- _Provided entries_:
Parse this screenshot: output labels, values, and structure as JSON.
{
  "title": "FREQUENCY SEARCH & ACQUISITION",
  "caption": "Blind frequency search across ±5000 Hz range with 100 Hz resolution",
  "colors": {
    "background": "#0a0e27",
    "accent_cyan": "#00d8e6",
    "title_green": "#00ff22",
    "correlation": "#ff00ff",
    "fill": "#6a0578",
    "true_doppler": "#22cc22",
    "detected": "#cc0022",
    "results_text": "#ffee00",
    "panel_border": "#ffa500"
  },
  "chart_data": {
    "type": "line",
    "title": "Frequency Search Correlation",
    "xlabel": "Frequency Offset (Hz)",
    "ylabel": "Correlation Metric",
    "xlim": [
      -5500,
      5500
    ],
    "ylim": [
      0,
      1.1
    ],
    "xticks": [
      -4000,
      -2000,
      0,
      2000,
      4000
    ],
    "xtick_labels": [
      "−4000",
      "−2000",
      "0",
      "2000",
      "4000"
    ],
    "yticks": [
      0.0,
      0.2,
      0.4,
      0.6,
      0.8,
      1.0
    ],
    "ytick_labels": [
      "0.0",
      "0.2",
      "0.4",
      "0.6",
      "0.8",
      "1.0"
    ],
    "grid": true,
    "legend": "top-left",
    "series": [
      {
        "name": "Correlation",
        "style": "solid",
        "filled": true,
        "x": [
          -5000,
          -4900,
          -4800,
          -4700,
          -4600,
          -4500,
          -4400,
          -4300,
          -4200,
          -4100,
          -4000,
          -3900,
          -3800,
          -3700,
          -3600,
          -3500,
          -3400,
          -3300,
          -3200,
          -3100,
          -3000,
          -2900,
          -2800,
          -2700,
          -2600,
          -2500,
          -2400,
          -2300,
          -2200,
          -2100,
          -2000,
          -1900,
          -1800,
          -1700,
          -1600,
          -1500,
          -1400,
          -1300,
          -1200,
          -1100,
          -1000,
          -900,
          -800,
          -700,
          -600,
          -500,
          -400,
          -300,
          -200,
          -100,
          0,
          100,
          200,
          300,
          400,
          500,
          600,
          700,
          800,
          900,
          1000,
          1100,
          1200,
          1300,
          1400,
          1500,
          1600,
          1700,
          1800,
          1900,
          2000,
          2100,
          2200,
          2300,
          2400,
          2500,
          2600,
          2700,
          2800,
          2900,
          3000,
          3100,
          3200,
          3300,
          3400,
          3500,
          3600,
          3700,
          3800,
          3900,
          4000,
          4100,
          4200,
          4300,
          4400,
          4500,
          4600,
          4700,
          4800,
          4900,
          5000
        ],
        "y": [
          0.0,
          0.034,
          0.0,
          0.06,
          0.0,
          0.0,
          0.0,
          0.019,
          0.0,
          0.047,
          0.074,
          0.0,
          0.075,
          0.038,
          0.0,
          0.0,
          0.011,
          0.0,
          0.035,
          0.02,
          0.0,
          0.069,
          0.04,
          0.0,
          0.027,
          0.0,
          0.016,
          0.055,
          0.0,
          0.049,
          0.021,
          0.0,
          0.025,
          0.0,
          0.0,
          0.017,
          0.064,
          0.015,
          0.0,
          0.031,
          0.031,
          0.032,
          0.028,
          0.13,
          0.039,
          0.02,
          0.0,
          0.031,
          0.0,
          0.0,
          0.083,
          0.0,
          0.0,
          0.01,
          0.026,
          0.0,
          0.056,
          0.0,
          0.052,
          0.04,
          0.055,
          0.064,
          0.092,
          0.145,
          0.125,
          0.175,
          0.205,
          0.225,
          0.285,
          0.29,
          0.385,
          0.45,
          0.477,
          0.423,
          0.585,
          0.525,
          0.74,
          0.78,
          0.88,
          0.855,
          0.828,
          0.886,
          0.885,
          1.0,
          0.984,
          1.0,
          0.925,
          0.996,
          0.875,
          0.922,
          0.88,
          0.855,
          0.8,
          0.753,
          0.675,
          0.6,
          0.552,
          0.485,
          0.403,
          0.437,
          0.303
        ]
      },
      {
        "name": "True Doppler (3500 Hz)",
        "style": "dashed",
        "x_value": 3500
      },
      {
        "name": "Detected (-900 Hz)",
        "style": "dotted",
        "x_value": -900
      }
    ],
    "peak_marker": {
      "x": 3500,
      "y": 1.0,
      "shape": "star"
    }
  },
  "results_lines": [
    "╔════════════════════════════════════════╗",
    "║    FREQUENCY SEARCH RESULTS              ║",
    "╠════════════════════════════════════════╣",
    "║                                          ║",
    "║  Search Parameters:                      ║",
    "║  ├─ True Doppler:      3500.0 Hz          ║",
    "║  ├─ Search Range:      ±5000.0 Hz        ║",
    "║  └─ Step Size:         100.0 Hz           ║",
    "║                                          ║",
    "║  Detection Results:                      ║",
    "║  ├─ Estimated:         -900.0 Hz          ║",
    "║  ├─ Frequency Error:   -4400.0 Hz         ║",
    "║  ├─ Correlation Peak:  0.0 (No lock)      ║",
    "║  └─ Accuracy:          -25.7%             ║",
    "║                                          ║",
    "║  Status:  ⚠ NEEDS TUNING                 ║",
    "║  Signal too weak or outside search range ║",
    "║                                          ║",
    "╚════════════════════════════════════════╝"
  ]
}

- _Short exercise_:
The records above should be duplicated in full, exactly as given.

- _Answer_:
Parse this screenshot: output labels, values, and structure as JSON.
{
  "title": "FREQUENCY SEARCH & ACQUISITION",
  "caption": "Blind frequency search across ±5000 Hz range with 100 Hz resolution",
  "colors": {
    "background": "#0a0e27",
    "accent_cyan": "#00d8e6",
    "title_green": "#00ff22",
    "correlation": "#ff00ff",
    "fill": "#6a0578",
    "true_doppler": "#22cc22",
    "detected": "#cc0022",
    "results_text": "#ffee00",
    "panel_border": "#ffa500"
  },
  "chart_data": {
    "type": "line",
    "title": "Frequency Search Correlation",
    "xlabel": "Frequency Offset (Hz)",
    "ylabel": "Correlation Metric",
    "xlim": [
      -5500,
      5500
    ],
    "ylim": [
      0,
      1.1
    ],
    "xticks": [
      -4000,
      -2000,
      0,
      2000,
      4000
    ],
    "xtick_labels": [
      "−4000",
      "−2000",
      "0",
      "2000",
      "4000"
    ],
    "yticks": [
      0.0,
      0.2,
      0.4,
      0.6,
      0.8,
      1.0
    ],
    "ytick_labels": [
      "0.0",
      "0.2",
      "0.4",
      "0.6",
      "0.8",
      "1.0"
    ],
    "grid": true,
    "legend": "top-left",
    "series": [
      {
        "name": "Correlation",
        "style": "solid",
        "filled": true,
        "x": [
          -5000,
          -4900,
          -4800,
          -4700,
          -4600,
          -4500,
          -4400,
          -4300,
          -4200,
          -4100,
          -4000,
          -3900,
          -3800,
          -3700,
          -3600,
          -3500,
          -3400,
          -3300,
          -3200,
          -3100,
          -3000,
          -2900,
          -2800,
          -2700,
          -2600,
          -2500,
          -2400,
          -2300,
          -2200,
          -2100,
          -2000,
          -1900,
          -1800,
          -1700,
          -1600,
          -1500,
          -1400,
          -1300,
          -1200,
          -1100,
          -1000,
          -900,
          -800,
          -700,
          -600,
          -500,
          -400,
          -300,
          -200,
          -100,
          0,
          100,
          200,
          300,
          400,
          500,
          600,
          700,
          800,
          900,
          1000,
          1100,
          1200,
          1300,
          1400,
          1500,
          1600,
          1700,
          1800,
          1900,
          2000,
          2100,
          2200,
          2300,
          2400,
          2500,
          2600,
          2700,
          2800,
          2900,
          3000,
          3100,
          3200,
          3300,
          3400,
          3500,
          3600,
          3700,
          3800,
          3900,
          4000,
          4100,
          4200,
          4300,
          4400,
          4500,
          4600,
          4700,
          4800,
          4900,
          5000
        ],
        "y": [
          0.0,
          0.034,
          0.0,
          0.06,
          0.0,
          0.0,
          0.0,
          0.019,
          0.0,
          0.047,
          0.074,
          0.0,
          0.075,
          0.038,
          0.0,
          0.0,
          0.011,
          0.0,
          0.035,
          0.02,
          0.0,
          0.069,
          0.04,
          0.0,
          0.027,
          0.0,
          0.016,
          0.055,
          0.0,
          0.049,
          0.021,
          0.0,
          0.025,
          0.0,
          0.0,
          0.017,
          0.064,
          0.015,
          0.0,
          0.031,
          0.031,
          0.032,
          0.028,
          0.13,
          0.039,
          0.02,
          0.0,
          0.031,
          0.0,
          0.0,
          0.083,
          0.0,
          0.0,
          0.01,
          0.026,
          0.0,
          0.056,
          0.0,
          0.052,
          0.04,
          0.055,
          0.064,
          0.092,
          0.145,
          0.125,
          0.175,
          0.205,
          0.225,
          0.285,
          0.29,
          0.385,
          0.45,
          0.477,
          0.423,
          0.585,
          0.525,
          0.74,
          0.78,
          0.88,
          0.855,
          0.828,
          0.886,
          0.885,
          1.0,
          0.984,
          1.0,
          0.925,
          0.996,
          0.875,
          0.922,
          0.88,
          0.855,
          0.8,
          0.753,
          0.675,
          0.6,
          0.552,
          0.485,
          0.403,
          0.437,
          0.303
        ]
      },
      {
        "name": "True Doppler (3500 Hz)",
        "style": "dashed",
        "x_value": 3500
      },
      {
        "name": "Detected (-900 Hz)",
        "style": "dotted",
        "x_value": -900
      }
    ],
    "peak_marker": {
      "x": 3500,
      "y": 1.0,
      "shape": "star"
    }
  },
  "results_lines": [
    "╔════════════════════════════════════════╗",
    "║    FREQUENCY SEARCH RESULTS              ║",
    "╠════════════════════════════════════════╣",
    "║                                          ║",
    "║  Search Parameters:                      ║",
    "║  ├─ True Doppler:      3500.0 Hz          ║",
    "║  ├─ Search Range:      ±5000.0 Hz        ║",
    "║  └─ Step Size:         100.0 Hz           ║",
    "║                                          ║",
    "║  Detection Results:                      ║",
    "║  ├─ Estimated:         -900.0 Hz          ║",
    "║  ├─ Frequency Error:   -4400.0 Hz         ║",
    "║  ├─ Correlation Peak:  0.0 (No lock)      ║",
    "║  └─ Accuracy:          -25.7%             ║",
    "║                                          ║",
    "║  Status:  ⚠ NEEDS TUNING                 ║",
    "║  Signal too weak or outside search range ║",
    "║                                          ║",
    "╚════════════════════════════════════════╝"
  ]
}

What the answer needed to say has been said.